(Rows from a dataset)
<<<<

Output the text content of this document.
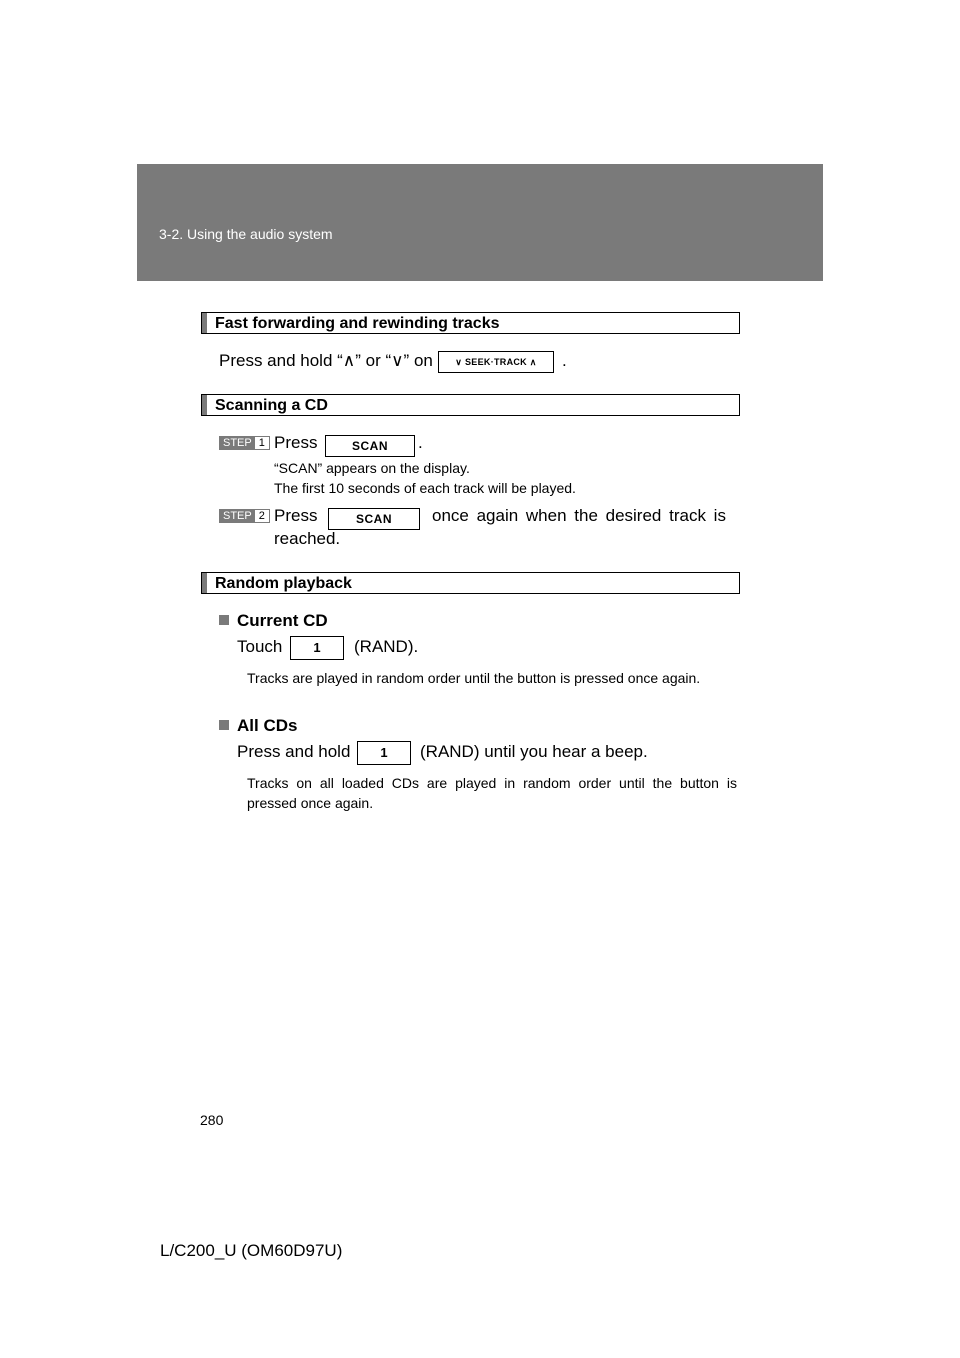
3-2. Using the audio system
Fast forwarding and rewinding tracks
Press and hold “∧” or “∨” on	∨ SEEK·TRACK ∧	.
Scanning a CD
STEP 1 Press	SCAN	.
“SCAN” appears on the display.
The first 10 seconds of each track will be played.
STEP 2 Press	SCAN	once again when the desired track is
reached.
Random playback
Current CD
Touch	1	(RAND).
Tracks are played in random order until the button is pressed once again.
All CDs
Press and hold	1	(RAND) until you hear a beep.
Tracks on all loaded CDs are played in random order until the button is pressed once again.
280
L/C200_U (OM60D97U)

>>>>
<<<<

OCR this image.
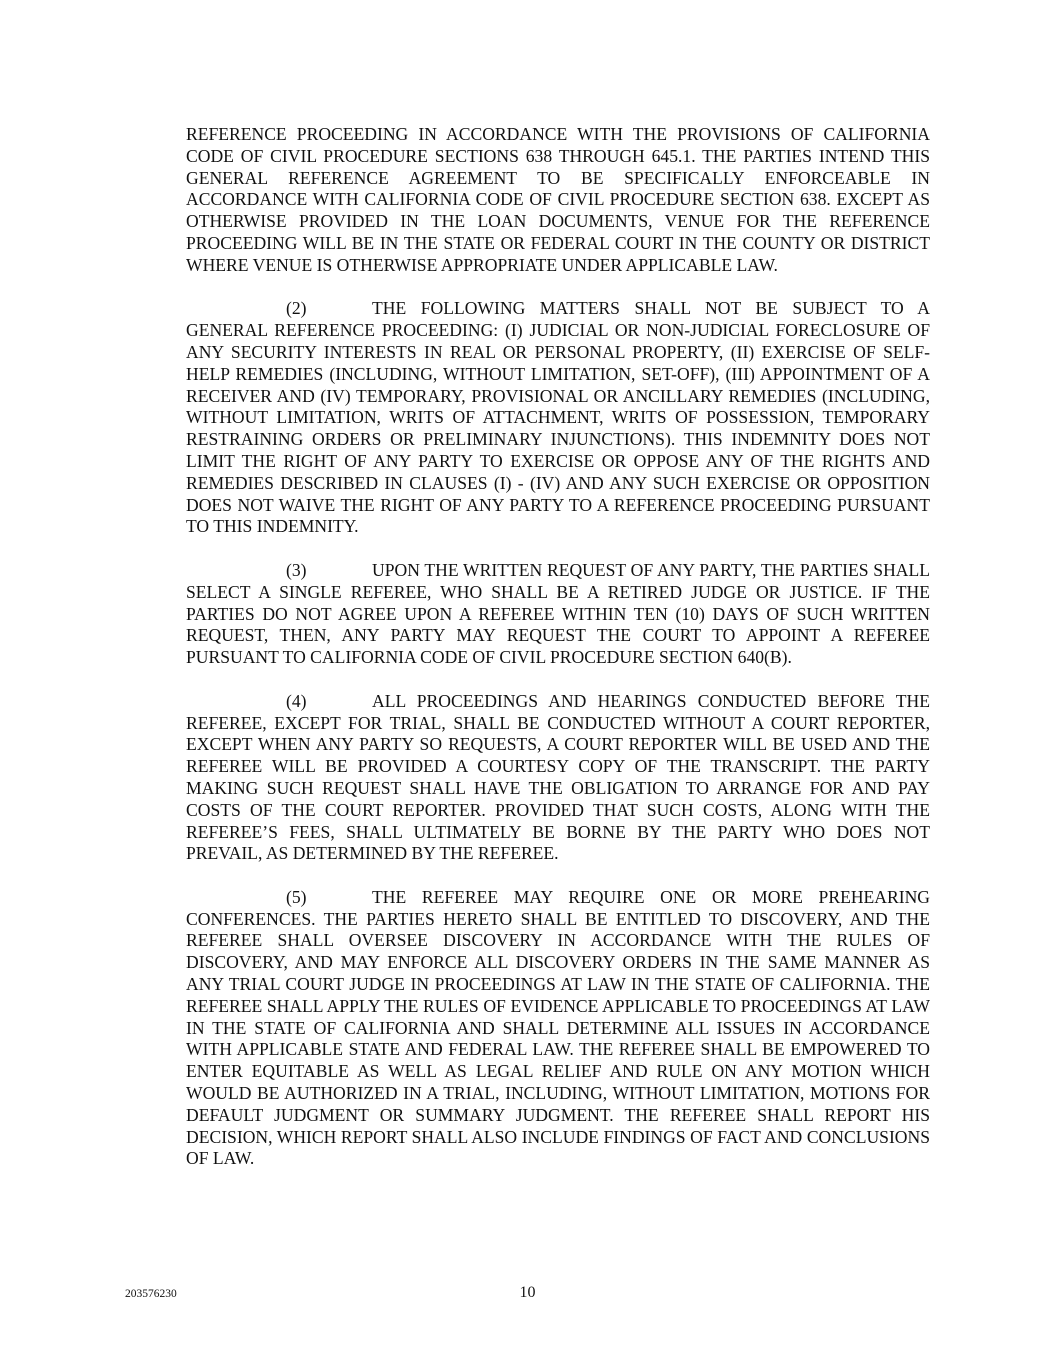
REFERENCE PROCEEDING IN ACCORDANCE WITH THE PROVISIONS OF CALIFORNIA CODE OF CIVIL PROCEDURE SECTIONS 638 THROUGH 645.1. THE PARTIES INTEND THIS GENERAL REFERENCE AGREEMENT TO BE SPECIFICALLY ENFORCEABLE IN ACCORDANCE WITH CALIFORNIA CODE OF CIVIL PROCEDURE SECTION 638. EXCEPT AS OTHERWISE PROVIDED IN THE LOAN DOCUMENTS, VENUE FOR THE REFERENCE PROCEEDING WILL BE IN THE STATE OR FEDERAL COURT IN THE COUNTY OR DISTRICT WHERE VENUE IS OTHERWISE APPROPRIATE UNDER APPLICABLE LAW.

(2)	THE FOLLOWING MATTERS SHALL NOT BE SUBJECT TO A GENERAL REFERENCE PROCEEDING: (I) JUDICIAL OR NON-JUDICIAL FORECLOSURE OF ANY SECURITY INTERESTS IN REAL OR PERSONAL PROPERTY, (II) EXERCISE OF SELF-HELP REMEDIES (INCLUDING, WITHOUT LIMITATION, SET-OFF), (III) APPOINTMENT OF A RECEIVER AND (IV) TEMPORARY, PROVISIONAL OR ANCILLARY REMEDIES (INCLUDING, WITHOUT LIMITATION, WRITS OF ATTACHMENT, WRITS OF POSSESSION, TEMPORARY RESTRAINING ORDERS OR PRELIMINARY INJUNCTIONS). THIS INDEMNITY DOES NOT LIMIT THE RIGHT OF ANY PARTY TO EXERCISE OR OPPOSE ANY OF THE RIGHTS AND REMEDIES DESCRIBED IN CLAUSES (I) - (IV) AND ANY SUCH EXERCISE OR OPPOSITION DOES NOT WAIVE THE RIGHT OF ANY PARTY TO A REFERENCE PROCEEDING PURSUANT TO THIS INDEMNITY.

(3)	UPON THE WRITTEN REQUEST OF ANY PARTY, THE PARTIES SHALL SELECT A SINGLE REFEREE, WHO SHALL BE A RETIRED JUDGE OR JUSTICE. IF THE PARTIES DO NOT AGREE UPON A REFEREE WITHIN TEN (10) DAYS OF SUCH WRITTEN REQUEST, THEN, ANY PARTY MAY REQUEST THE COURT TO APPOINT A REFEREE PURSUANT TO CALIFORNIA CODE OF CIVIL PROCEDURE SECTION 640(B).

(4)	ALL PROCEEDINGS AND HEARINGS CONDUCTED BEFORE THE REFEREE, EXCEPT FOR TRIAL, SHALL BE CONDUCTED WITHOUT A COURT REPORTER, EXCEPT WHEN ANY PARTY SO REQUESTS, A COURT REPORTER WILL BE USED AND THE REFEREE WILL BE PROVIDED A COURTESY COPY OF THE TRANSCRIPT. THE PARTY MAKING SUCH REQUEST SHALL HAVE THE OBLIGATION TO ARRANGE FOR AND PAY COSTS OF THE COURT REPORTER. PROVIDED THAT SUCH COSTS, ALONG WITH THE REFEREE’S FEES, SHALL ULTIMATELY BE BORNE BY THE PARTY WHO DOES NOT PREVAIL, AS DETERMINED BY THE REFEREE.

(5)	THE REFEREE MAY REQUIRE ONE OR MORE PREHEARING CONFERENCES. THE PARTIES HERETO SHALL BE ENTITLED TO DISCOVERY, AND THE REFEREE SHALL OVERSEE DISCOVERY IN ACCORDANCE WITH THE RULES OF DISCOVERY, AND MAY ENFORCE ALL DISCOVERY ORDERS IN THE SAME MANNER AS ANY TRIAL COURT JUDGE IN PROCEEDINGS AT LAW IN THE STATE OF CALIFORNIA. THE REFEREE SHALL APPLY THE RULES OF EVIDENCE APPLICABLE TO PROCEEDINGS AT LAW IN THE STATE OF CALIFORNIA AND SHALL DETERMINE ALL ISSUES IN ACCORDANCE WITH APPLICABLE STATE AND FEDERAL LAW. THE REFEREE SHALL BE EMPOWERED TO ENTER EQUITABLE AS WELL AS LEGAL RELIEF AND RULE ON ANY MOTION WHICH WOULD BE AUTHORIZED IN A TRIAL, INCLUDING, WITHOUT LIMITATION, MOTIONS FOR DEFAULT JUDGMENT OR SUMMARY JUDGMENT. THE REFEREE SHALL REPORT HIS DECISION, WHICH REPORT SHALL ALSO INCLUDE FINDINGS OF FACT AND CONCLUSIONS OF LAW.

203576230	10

>>>>

▶ [Task instructions] Report how many lines of the records above contain the word "again", and give only that number.

▶ [Written answer] 3